**DOCUMENT EXTRACT:**
##############################
As part of our “They Told Me Not to Go to” series, Debra Westgate-Silva steps onto ash-caked streets in Antigua, Guatemala, as she prepares to hike a nearby volcano, but the day doesn’t end as planned.
They told me not to go to Guatemala, but Antigua’s allure was powerful: the rich history, the vibrant culture, the Baroque architecture. I wanted to see the iconic landmark of Arco de Santa Catalina — its yellow arches with Volcán de Aqua looming in the distance — and climb the 320 stairs to Cerro de la Cruz (Cross on the Hill) to overlook the quaint cobblestone streets and colorful stucco buildings with their windows lined by iron bars adorned with flowers. I hoped to see the orange glow of Volcán de Fuego and planned to hike the less strenuous Volcán Pacaya.
After grabbing an early lunch in downtown Antigua, I left the restaurant, planning to meet the driver who would take me to Pacaya, but stopped short. The streets, which had been bustling earlier, stood still. No passing cars. No strolling pedestrians. People huddled under storefront canopies, taking cover from a light drizzle. Except for the patter of raindrops, the street was silent. Eerily silent.
##############################
**EXERCISE INPUTS:**
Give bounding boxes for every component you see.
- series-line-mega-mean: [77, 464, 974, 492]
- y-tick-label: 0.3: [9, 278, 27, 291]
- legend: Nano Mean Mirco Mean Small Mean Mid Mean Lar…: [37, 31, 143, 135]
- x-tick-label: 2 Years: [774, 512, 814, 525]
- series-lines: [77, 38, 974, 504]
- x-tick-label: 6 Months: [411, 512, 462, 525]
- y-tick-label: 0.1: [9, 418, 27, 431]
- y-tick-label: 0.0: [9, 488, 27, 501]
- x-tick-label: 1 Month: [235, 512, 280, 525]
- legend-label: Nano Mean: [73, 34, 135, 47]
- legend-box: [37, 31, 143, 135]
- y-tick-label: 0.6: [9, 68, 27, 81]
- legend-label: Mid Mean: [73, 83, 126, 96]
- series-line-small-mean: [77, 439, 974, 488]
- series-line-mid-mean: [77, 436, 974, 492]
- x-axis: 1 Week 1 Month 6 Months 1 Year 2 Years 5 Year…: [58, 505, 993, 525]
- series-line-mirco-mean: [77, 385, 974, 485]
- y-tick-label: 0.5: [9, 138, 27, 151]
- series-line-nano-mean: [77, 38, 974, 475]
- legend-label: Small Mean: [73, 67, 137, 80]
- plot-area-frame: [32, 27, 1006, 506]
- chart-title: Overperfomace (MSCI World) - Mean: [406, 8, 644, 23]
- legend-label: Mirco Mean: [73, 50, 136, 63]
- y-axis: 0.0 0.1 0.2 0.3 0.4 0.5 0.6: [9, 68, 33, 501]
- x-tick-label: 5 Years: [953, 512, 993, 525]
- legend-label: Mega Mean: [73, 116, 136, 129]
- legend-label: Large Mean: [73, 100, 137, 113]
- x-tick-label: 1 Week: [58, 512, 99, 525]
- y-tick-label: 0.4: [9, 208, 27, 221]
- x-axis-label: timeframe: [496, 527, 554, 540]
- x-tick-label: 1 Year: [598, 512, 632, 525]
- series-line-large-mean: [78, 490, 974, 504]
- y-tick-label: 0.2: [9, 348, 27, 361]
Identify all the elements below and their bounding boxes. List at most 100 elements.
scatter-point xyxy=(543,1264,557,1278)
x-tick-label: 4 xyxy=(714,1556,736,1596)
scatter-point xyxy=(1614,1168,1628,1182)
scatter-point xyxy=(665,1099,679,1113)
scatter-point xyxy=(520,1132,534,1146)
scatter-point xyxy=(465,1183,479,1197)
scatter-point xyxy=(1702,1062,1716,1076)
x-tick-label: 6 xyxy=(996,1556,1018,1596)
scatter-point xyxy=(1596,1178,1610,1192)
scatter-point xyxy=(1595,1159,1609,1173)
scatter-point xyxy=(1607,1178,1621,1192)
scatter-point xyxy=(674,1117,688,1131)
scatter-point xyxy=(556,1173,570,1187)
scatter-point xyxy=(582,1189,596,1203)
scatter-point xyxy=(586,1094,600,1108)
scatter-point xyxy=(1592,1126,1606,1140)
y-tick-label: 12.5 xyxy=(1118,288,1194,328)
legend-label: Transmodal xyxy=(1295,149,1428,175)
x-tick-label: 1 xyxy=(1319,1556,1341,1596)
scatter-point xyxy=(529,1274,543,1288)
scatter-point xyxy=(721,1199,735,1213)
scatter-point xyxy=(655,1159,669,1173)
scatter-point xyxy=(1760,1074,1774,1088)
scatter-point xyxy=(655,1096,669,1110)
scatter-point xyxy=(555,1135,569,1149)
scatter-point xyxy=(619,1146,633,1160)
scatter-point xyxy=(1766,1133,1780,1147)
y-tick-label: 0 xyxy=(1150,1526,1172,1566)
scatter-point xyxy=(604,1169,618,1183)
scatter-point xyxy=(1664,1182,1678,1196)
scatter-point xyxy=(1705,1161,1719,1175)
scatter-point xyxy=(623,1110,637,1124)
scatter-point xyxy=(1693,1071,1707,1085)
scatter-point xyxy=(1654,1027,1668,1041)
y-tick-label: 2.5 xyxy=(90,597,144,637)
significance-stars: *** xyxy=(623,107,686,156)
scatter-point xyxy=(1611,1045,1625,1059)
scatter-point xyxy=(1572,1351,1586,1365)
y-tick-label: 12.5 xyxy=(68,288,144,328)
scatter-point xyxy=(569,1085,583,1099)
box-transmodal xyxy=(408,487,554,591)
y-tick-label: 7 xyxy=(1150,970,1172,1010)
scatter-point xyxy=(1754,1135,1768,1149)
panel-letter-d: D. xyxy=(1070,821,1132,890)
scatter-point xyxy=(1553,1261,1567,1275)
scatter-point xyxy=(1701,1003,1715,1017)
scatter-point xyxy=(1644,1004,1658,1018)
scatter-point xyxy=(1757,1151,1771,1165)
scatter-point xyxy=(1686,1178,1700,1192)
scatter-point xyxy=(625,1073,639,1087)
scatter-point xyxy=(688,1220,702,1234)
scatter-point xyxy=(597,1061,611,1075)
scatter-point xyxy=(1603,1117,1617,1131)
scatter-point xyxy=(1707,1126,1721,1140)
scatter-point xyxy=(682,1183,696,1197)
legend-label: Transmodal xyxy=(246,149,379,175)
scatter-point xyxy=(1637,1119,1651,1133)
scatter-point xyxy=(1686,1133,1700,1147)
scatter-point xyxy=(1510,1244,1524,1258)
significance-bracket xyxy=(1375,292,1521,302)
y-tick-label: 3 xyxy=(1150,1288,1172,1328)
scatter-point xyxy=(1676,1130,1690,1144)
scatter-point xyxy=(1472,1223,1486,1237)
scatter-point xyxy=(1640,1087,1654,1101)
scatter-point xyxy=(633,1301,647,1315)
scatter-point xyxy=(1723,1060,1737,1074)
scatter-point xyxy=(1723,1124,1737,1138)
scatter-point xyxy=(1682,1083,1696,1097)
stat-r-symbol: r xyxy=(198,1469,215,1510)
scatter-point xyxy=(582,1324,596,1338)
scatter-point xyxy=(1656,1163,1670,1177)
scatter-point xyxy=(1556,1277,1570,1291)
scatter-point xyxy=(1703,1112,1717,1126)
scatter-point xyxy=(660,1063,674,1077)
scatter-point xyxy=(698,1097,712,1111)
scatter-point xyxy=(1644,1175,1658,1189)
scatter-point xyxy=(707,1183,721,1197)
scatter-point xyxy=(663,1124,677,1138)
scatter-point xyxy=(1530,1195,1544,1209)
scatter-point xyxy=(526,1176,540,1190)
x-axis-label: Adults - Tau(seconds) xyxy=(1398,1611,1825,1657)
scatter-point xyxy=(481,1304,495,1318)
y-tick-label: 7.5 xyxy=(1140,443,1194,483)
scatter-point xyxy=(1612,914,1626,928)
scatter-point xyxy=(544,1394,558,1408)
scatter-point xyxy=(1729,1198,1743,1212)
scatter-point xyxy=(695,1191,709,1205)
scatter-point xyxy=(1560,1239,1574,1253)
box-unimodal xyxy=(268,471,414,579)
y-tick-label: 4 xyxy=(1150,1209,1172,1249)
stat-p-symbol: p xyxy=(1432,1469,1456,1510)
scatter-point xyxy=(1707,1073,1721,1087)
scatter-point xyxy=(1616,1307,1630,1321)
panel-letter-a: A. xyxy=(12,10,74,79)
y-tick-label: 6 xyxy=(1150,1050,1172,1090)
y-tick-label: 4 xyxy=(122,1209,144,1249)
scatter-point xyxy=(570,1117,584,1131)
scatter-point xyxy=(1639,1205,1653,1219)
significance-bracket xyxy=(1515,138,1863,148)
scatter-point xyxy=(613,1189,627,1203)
##############################
**ACTIONS TO TAKE:**
a) Reproduce the part of the Antigua travel essay that opens with the words containing "They told me not to go to Guatemala, but" and closes with "strenuous Volcán Pacaya.".
b) Find and copy every line of the entries that holds the word "boxes".

**ANSWERS FOR THIS EXERCISE:**
a)
They told me not to go to Guatemala, but Antigua’s allure was powerful: the rich history, the vibrant culture, the Baroque architecture. I wanted to see the iconic landmark of Arco de Santa Catalina — its yellow arches with Volcán de Aqua looming in the distance — and climb the 320 stairs to Cerro de la Cruz (Cross on the Hill) to overlook the quaint cobblestone streets and colorful stucco buildings with their windows lined by iron bars adorned with flowers. I hoped to see the orange glow of Volcán de Fuego and planned to hike the less strenuous Volcán Pacaya.

b)
Give bounding boxes for every component you see.
Identify all the elements below and their bounding boxes. List at most 100 elements.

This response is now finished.